■ TEXT UNDER STUDY ■

****

In 2025, NorthPort traded Navarro to the Magnolia Chicken Timplados Hotshots. Later that year, he left the team and the league to join the KBL's Busan KCC Egis.

He has also represented the Philippines in international competitions.

== Early life ==
Navarro was born and raised in Athens, Greece to Filipino parents, including his father, Randy, who works as a seaman in the country. His roots can be traced to Talisay, Batangas. He studied in Greece for high school, during which he played for the junior squad of Greek basketball club Panathinaikos.

== College career ==
In 2014, it was reported that Navarro had planned to play college basketball in the Philippines. In 2016, he debuted for San Beda College's Red Lions, where he won a championship as a freshman in NCAA Season 92.

Before the year ended, he transferred to Ateneo de Manila University's Blue Eagles, where he would spend the remainder of his college career. He won back-to-back titles with Ateneo in UAAP seasons 81 (2018) and 82 (2019).

== Professional career ==

=== Drafted by NorthPort and SBP controversy (2021–2022) ===
On January 23, 2021, Navarro declared for the PBA season 46 draft, forgoing his final year with Ateneo. Navarro was initially placed in the regular pool after he declined to join the special draft but changed his mind a month later. The Samahang Basketbol ng Pilipinas then added him as the final addition to the special draft, where he was picked second by the NorthPort Batang Pier.

On July 7, 2022, he signed a deal with the Seoul Samsung Thunders of the Korean Basketball League. However, on September 17, it was reported that the SBP and FIBA did not give him clearance to join the KBL due to existing obligations with Gilas Pilipinas. The move gained significant backlash, particularly with Filipino players who have also had stints abroad. Kai Sotto posted on social media that "we got our own people stopping us from achieving greatness." RJ Abarrientos called it "an impediment in someone's dream" while Justin Gutang added the hashtag "#FreeWill" on his post.

****

■ WORK ORDER A ■
Write out the passage of the article on Navarro from "Before the year" up to and including "and 82 (2019).".
■ WORK ORDER B ■
Translate this sentence from the article on Navarro into Spanish: "He has also represented the Philippines in international competitions."
■ WORK ORDER C ■
Continue the article on Navarro's basketball career from where it stops.
The listing after this point is separate material with no connection to the article on Navarro.

****

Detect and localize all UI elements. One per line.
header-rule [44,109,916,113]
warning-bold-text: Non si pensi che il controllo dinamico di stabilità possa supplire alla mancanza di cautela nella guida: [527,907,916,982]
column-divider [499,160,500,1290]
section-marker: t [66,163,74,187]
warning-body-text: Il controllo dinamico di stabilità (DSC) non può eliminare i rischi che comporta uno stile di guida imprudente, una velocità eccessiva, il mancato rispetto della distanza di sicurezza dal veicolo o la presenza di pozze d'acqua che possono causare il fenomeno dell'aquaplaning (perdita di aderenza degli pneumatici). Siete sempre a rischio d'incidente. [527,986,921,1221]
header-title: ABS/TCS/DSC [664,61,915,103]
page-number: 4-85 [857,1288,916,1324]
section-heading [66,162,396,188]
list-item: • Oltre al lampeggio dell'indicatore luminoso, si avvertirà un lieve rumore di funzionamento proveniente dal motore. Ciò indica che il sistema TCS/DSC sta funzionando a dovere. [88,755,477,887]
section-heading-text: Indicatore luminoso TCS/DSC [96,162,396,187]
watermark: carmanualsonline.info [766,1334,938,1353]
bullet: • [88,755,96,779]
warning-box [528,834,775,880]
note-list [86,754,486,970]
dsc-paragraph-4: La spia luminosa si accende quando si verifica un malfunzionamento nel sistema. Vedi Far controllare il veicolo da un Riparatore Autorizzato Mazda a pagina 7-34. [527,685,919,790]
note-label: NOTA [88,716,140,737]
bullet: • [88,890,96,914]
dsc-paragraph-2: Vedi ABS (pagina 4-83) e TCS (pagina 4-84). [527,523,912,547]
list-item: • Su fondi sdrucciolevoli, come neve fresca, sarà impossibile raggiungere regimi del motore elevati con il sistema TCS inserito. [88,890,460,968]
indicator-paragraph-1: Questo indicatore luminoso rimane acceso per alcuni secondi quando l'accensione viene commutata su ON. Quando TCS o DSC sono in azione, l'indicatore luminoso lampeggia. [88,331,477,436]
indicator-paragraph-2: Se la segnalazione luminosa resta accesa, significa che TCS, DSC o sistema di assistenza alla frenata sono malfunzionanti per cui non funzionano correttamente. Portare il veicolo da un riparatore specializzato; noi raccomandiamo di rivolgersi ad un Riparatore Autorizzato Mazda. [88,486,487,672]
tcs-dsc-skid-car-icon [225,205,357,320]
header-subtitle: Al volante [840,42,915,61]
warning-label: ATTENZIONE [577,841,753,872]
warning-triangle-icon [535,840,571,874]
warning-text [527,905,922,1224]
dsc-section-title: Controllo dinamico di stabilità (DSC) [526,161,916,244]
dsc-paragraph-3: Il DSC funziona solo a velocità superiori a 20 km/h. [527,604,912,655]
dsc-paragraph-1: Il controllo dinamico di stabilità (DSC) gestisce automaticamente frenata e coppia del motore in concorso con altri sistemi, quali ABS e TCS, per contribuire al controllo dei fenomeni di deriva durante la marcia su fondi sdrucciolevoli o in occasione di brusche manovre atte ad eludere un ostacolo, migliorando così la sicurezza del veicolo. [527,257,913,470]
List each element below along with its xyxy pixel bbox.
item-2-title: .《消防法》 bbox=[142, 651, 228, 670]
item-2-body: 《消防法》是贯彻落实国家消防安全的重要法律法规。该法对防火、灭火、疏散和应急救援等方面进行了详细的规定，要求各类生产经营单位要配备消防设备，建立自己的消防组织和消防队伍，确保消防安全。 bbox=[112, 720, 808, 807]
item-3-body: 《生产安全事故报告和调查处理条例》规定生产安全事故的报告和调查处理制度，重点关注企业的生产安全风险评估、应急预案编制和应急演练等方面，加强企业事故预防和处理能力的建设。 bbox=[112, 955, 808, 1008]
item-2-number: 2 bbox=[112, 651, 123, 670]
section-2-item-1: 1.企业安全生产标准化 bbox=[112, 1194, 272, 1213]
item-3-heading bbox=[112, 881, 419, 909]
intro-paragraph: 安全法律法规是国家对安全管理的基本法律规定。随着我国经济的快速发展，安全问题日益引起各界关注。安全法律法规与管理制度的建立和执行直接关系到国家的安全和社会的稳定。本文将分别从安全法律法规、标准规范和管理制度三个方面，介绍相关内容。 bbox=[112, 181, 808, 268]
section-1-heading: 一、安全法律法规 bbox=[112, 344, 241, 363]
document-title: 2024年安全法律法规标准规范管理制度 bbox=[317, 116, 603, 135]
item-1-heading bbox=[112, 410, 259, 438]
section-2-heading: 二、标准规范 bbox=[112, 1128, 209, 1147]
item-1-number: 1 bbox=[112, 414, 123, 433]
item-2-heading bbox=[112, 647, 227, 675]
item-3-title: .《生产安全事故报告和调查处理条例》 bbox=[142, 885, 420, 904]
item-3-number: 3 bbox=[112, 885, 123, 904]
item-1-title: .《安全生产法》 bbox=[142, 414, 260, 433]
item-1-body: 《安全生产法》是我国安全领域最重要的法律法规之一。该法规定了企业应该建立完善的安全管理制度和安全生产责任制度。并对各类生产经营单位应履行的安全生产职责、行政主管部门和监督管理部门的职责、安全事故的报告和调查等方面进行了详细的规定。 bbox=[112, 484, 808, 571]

****

■ EXERCISE RESPONSE A ■
Before the year ended, he transferred to Ateneo de Manila University's Blue Eagles, where he would spend the remainder of his college career. He won back-to-back titles with Ateneo in UAAP seasons 81 (2018) and 82 (2019).

■ EXERCISE RESPONSE B ■
También ha representado a Filipinas en competiciones internacionales.

■ EXERCISE RESPONSE C ■
On September 22, Navarro wrote an apology on social media after meeting with SBP executive director Sonny Barrios, recognizing his existing contract with the federation and acknowledging the "misunderstanding and miscommunication caused by my signing up with the Samsung Thunders of Korea". The same day, his deal with Samsung fell through after the team signed Christian David as their Asian quota player instead.
=== NorthPort Batang Pier (2022–2025) ===
On October 24, 2022. Navarro signed a deal with NorthPort, making his PBA debut just two days later. He stated that between him and his manager, this was the best decision he could make and that he had already moved on from his failed move to the KBL. On December 15, he suffered an ACL tear which ruled him out for the remainder of the 2022–23 PBA season. Despite the injury, on July 6, 2023, he signed a new two-year deal with NorthPort. It wouldn’t be until March 1, 2024, during the 2024 PBA Philippine Cup, when he would return from his injury.

=== Magnolia Chicken Timplados Hotshots (2025) ===
On May 27, 2025, Navarro was traded to the Magnolia Chicken Timplados Hotshots in exchange for Calvin Abueva, Jerrick Balanza, and a second-round draft pick in season 51.

=== Busan KCC Egis (2025–2026) ===
On August 5, 2025, just over two months after getting traded to Magnolia, Navarro left the team and the PBA to sign with the Busan KCC Egis of the Korean Basketball League. Navarro was affected by a three-year ban rule that the PBA imposed on players with expiring contracts departing for other leagues. This delays a potential return to the Philippine league.

Navarro had limited minutes playing for Busan KCC Egis averaging 5.2 points, 2.5 rebounds, and 1.1 assists in 21 games. He last played for Busan on April 8, 2026 and was released on May 29, 2026

Navarro plans to return to the PBA and appeal his three-year ban. He targets to join the Titan Ultra Giant Risers after the PBA approved the transfer of signing rights of Navarro from Magnolia to Titan Ultra in exchange of Titan Ultra player Arvin Tolentino on June 16, 2026.